#### Wat gevraagd wordt
Typ de regels ongewijzigd over, van de regel met "694, 1466, 707]" tot en met de regel met "1505, 1178, 1518]".

#### Geëxtraheerd materiaal
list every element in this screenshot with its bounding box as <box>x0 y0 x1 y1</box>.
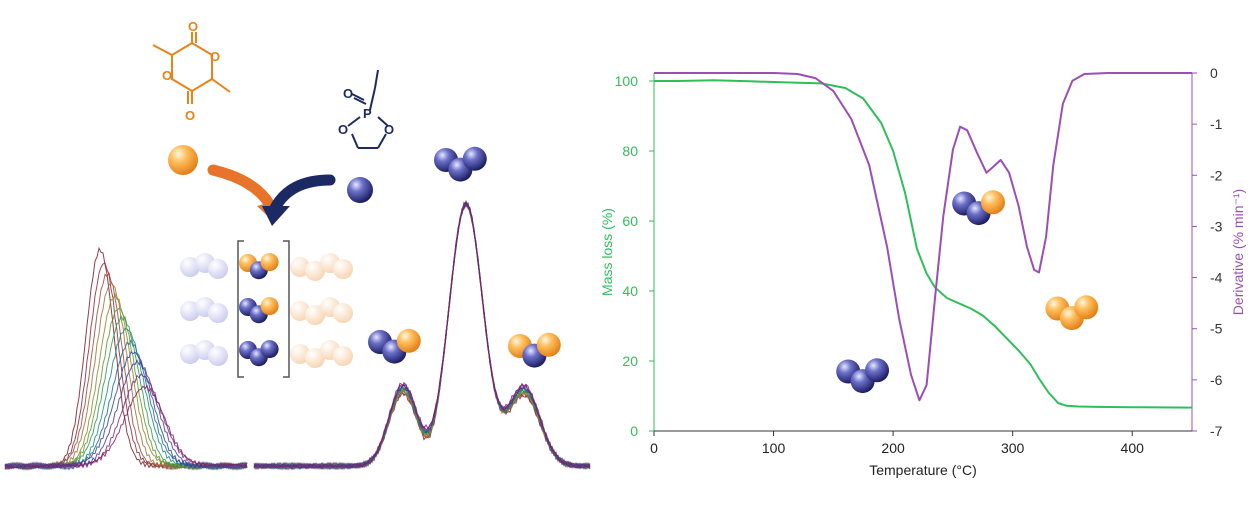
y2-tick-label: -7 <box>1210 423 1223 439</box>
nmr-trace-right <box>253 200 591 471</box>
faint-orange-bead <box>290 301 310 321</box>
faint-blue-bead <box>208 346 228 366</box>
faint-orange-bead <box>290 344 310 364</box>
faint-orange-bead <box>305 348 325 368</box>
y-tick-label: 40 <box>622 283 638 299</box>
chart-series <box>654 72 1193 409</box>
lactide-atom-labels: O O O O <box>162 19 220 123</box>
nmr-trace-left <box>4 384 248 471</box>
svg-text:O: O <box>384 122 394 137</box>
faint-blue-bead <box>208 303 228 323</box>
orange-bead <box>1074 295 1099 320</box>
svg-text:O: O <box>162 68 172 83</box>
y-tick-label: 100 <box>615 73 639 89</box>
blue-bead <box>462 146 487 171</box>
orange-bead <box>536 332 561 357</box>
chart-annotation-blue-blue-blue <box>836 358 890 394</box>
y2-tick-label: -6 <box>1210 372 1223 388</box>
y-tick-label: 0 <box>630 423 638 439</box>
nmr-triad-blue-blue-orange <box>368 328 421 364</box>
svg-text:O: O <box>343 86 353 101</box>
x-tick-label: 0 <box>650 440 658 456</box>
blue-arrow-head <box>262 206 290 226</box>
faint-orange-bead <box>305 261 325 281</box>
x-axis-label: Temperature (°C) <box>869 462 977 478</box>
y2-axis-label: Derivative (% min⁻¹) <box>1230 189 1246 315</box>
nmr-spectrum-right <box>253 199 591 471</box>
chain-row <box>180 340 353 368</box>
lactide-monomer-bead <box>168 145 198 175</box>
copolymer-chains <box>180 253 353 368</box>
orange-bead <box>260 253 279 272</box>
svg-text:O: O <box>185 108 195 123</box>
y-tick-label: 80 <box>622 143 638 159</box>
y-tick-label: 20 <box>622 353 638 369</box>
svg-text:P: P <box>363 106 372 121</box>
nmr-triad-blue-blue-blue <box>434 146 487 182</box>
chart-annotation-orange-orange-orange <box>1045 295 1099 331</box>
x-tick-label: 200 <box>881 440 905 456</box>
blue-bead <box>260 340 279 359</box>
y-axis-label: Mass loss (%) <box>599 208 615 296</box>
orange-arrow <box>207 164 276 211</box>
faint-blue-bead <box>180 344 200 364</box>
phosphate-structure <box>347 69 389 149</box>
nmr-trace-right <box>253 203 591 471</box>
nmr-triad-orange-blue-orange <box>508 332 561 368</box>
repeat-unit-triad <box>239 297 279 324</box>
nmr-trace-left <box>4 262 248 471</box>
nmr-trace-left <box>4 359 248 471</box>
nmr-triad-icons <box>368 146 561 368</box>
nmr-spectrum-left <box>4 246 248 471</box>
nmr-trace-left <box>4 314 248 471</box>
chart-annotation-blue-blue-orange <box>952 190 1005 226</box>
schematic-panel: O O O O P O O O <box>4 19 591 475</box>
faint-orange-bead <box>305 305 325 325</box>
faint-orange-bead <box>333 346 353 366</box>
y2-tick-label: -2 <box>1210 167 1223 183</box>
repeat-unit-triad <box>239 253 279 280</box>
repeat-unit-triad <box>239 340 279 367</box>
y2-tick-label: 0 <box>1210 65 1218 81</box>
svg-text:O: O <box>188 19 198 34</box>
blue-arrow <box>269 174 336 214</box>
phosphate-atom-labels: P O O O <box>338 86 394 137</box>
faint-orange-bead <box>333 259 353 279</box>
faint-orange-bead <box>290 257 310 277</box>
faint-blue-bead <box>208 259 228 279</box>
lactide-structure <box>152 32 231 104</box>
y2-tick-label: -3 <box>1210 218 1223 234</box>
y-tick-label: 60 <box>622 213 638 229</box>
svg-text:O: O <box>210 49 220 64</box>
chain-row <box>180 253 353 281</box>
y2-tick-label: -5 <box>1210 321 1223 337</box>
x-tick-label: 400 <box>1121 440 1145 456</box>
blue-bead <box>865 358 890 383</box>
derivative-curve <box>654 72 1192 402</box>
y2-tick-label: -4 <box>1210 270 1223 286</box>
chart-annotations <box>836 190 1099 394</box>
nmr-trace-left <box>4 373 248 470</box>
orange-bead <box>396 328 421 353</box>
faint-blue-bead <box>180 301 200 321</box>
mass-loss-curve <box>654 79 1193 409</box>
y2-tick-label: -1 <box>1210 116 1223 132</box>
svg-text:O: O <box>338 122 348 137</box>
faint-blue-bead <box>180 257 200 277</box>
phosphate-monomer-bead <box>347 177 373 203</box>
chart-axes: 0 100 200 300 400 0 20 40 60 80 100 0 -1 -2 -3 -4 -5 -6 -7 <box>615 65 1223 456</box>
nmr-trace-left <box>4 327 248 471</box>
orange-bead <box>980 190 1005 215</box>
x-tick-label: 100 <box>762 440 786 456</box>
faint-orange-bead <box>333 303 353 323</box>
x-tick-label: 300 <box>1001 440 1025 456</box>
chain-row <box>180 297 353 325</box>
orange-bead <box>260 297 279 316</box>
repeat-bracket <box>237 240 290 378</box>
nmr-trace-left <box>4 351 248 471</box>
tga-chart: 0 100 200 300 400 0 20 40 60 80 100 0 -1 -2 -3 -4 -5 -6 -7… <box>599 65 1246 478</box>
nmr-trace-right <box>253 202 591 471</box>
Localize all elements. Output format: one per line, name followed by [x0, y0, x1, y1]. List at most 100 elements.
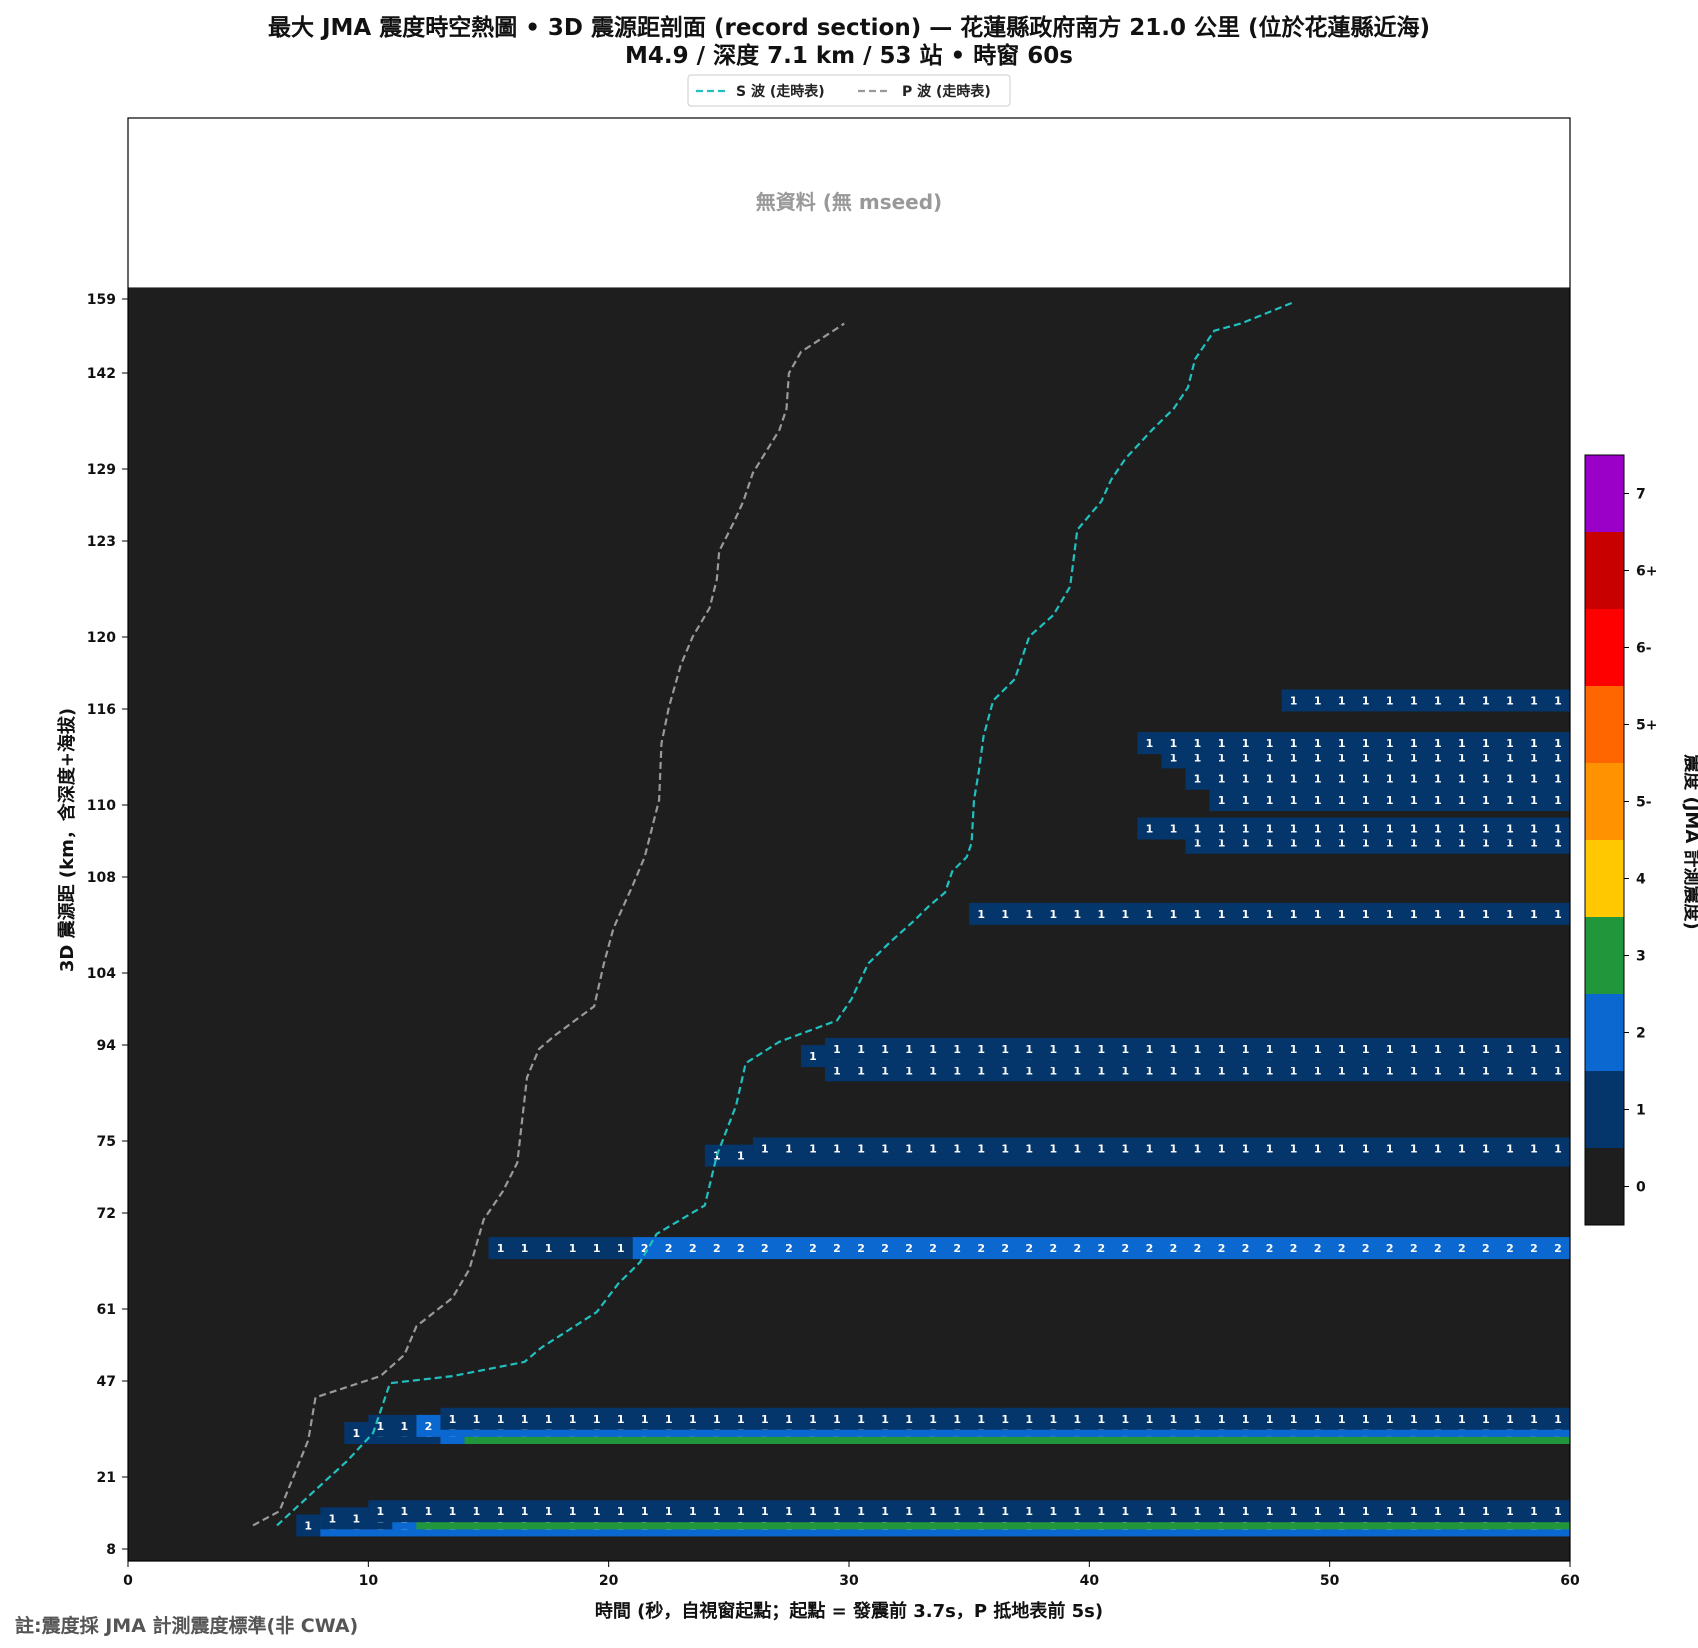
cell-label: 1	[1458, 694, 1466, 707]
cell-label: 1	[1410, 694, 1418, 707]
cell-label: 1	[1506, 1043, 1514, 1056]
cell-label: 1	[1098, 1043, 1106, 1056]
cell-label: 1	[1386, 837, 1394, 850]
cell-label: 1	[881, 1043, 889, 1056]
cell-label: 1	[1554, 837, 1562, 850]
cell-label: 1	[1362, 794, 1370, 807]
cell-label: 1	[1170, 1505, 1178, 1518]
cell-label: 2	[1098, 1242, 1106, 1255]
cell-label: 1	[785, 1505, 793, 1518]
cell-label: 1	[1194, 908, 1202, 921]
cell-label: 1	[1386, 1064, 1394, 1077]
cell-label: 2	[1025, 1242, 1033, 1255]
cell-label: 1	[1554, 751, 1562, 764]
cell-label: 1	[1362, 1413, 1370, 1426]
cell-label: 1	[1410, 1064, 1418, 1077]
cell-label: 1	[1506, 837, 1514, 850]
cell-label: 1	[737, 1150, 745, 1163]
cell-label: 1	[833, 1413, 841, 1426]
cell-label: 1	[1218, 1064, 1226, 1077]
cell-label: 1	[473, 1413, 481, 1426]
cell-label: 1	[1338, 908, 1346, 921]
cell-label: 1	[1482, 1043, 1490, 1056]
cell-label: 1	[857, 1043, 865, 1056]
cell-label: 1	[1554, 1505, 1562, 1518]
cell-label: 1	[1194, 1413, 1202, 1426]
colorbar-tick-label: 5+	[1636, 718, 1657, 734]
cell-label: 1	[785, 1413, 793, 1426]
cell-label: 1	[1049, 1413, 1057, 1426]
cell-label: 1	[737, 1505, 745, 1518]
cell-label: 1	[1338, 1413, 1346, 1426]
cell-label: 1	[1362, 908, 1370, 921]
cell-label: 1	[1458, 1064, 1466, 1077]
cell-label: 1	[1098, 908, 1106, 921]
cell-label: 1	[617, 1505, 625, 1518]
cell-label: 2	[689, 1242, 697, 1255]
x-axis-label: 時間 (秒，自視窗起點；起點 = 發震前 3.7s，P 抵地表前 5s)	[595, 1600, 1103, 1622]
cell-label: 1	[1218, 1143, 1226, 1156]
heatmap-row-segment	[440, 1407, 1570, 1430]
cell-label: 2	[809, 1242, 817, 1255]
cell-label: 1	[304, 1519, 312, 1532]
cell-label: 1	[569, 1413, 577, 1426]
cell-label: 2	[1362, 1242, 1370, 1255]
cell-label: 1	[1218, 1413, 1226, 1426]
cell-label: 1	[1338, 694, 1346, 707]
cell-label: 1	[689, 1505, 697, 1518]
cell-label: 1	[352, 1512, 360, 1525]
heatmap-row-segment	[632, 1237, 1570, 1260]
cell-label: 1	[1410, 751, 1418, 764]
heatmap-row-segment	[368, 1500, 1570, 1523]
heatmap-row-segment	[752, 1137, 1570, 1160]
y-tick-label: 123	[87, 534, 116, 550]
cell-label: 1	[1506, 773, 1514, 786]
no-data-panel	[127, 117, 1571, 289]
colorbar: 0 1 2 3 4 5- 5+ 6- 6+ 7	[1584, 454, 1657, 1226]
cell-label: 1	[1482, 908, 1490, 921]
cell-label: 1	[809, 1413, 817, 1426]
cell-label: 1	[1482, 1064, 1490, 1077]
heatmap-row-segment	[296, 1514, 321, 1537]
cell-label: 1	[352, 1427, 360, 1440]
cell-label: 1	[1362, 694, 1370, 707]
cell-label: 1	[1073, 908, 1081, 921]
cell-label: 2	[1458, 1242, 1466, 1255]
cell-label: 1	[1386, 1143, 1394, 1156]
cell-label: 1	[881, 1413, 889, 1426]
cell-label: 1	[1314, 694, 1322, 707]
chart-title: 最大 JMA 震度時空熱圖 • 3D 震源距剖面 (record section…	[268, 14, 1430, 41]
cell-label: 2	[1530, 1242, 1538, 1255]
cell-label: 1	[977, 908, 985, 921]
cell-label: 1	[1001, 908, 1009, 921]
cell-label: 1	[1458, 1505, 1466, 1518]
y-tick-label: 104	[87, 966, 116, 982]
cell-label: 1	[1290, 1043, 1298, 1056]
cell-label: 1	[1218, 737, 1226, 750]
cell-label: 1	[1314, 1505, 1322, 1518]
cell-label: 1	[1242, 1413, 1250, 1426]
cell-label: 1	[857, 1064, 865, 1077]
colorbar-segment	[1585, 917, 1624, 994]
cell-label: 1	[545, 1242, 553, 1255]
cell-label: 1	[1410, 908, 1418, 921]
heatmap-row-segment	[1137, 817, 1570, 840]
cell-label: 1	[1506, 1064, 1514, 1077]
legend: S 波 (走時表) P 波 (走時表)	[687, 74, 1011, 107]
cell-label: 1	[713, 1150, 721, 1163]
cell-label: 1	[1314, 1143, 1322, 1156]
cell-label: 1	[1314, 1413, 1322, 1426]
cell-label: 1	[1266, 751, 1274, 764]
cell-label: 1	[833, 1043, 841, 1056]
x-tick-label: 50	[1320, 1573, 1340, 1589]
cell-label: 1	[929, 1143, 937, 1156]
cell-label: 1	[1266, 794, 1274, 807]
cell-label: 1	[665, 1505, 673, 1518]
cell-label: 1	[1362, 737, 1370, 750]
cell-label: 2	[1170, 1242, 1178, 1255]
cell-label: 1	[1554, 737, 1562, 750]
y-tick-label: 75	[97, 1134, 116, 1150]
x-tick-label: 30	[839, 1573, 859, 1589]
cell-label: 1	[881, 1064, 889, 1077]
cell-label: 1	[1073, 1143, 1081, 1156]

#### Antwoord op opdracht
cell-label: 1	[1458, 694, 1466, 707]
cell-label: 1	[1410, 694, 1418, 707]
cell-label: 1	[1506, 1043, 1514, 1056]
cell-label: 1	[1098, 1043, 1106, 1056]
cell-label: 1	[1386, 837, 1394, 850]
cell-label: 1	[881, 1043, 889, 1056]
cell-label: 1	[1554, 837, 1562, 850]
cell-label: 1	[1362, 794, 1370, 807]
cell-label: 1	[1170, 1505, 1178, 1518]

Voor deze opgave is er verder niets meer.